In a matter of less than a month my system went from using north of 2 1/2 gallons of kalk a day to needing no supplementation, and only consuming about 1-2 ppm of alkalinity daily. Growth pretty much seems to have stopped overnight.
The only change I made to the system is I decided to try to clean up my Rubbermaid sump, and put a power head in there to stir things around a bit and started running around 150-200 gph of sump water through a 10 micron sock 24/7. The sump wasn't in that bad of shape, I had cleaned it out via a water change a couple of months ago. I was changing out a 7x14 sock every three or four days. System volume is 450+/- gallons.
I was into it for a few weeks, maybe a month, when things went south.
By the time I realized something was out of whack, alkalinity had risen from a rock-solid 127ppm to 16ppm over the course of little over a week. Which, of course, has led to tip burn on any acros, and even had my stylo colony looking so ragged I gave it away so I wouldn't lose it.
I had noticed my ph was slowly climbing, but nothing dramatic. Maybe an average of 0.1 over the course of a month. ORP was more noticeable, probably a 10-15% rise.
So, I'm left wondering..
Did the constant removal of junk from the water column allow the alk to rise, since there was less stuff in the water decaying?
Or, was the constant removal taking out all the food present in the water column, so the corals started to starve, and that's what stopped the growth?
The tank is fed heavily, daily. Pellets in an auto feeder throughout the day, a sheet of nori or more, and at least a 1"x1"x1" cube of frozen.

Any insight is appreciated.
TIA
 
Not sure if this is the right forum to post this. If not, Mods please move.

In a matter of less than a month my system went from using north of 2 1/2 gallons of kalk a day to needing no supplementation, and only consuming about 1-2 ppm of alkalinity daily. Growth pretty much seems to have stopped overnight.

▸ Brief
Go on with the reef tank post from its last sentence. The rows that come next have nothing to do with the reef tank post.

▸ Rows
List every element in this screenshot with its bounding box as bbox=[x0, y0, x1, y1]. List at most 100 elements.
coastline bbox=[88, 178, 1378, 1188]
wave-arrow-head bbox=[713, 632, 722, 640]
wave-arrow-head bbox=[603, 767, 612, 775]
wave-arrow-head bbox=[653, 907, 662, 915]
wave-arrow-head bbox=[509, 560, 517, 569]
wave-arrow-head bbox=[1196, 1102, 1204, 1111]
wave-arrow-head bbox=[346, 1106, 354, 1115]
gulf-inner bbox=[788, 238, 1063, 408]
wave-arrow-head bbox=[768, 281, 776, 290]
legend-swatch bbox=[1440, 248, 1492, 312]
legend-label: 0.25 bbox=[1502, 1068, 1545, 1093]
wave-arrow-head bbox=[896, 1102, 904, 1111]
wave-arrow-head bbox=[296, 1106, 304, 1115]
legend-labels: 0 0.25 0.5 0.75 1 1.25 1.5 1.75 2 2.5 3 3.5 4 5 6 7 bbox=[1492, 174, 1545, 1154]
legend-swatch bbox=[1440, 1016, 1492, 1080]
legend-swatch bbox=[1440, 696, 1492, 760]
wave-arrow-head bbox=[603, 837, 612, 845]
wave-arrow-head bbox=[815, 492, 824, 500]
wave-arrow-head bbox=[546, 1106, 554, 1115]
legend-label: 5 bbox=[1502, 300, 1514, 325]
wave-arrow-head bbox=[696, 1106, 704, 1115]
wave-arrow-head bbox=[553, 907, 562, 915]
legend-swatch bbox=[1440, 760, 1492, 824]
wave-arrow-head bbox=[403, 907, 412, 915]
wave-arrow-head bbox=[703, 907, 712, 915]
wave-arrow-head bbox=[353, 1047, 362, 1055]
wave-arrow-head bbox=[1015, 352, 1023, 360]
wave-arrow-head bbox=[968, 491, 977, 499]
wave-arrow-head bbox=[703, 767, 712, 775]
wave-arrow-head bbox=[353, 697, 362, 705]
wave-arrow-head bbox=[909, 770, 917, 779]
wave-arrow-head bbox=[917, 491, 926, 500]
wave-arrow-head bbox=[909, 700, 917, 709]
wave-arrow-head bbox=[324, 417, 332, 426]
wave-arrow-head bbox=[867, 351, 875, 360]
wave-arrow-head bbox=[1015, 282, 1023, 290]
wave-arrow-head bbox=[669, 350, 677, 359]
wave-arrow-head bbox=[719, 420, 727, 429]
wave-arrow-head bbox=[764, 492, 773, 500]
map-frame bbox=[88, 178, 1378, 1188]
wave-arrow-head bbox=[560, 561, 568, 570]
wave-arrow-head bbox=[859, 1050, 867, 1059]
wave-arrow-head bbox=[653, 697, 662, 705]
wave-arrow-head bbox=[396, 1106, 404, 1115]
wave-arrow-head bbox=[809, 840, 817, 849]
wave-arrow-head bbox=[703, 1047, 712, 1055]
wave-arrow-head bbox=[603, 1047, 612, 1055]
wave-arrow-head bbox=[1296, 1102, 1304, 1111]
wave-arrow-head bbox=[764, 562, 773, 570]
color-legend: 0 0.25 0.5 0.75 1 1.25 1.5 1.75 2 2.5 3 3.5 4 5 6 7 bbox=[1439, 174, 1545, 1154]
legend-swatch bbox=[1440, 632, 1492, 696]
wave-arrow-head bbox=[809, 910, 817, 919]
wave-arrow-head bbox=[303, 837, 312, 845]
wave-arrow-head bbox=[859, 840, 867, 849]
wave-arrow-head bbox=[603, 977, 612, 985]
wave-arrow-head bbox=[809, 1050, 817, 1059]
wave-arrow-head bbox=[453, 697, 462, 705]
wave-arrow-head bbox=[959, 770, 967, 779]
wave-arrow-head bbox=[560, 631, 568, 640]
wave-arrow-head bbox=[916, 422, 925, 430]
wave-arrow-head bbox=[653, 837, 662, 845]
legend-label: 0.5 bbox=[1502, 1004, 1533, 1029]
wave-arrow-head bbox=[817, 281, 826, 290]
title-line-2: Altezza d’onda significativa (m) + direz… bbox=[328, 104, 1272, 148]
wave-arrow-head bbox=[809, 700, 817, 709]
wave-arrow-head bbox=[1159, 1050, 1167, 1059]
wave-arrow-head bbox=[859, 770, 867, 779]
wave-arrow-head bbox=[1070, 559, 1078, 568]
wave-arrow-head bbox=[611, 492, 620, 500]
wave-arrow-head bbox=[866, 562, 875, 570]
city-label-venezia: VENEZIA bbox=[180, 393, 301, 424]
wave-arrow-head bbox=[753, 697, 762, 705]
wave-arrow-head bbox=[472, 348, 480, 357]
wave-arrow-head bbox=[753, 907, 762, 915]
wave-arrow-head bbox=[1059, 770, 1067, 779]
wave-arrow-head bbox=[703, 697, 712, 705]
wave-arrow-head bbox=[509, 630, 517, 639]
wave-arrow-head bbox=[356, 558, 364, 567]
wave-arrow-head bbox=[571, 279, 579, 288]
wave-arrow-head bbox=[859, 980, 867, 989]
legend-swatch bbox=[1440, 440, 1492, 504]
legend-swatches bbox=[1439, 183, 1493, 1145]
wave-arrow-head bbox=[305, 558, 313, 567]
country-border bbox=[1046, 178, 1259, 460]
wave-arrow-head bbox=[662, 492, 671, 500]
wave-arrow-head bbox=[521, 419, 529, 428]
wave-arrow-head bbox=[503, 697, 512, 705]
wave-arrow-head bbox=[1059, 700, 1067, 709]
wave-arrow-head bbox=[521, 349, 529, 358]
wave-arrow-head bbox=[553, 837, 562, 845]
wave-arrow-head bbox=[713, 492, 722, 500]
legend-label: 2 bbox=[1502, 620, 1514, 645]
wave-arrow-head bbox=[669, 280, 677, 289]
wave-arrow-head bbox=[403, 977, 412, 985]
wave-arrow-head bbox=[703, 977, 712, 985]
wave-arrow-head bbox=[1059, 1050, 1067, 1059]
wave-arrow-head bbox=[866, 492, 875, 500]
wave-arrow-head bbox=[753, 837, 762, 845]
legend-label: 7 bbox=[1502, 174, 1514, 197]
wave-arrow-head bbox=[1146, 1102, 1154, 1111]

▸ The reply
The only change I made to the system is I decided to try to clean up my Rubbermaid sump, and put a power head in there to stir things around a bit and started running around 150-200 gph of sump water through a 10 micron sock 24/7. The sump wasn't in that bad of shape, I had cleaned it out via a water change a couple of months ago. I was changing out a 7x14 sock every three or four days. System volume is 450+/- gallons.
I was into it for a few weeks, maybe a month, when things went south.
By the time I realized something was out of whack, alkalinity had risen from a rock-solid 127ppm to 16ppm over the course of little over a week. Which, of course, has led to tip burn on any acros, and even had my stylo colony looking so ragged I gave it away so I wouldn't lose it.
I had noticed my ph was slowly climbing, but nothing dramatic. Maybe an average of 0.1 over the course of a month. ORP was more noticeable, probably a 10-15% rise.
So, I'm left wondering..
Did the constant removal of junk from the water column allow the alk to rise, since there was less stuff in the water decaying?
Or, was the constant removal taking out all the food present in the water column, so the corals started to starve, and that's what stopped the growth?
The tank is fed heavily, daily. Pellets in an auto feeder throughout the day, a sheet of nori or more, and at least a 1"x1"x1" cube of frozen.

Any insight is appreciated.
TIA

Have you tested your other water pramameters? What's your N03 and P04 at?

Any other changes recently?

How are you testing alkalinity? What kit?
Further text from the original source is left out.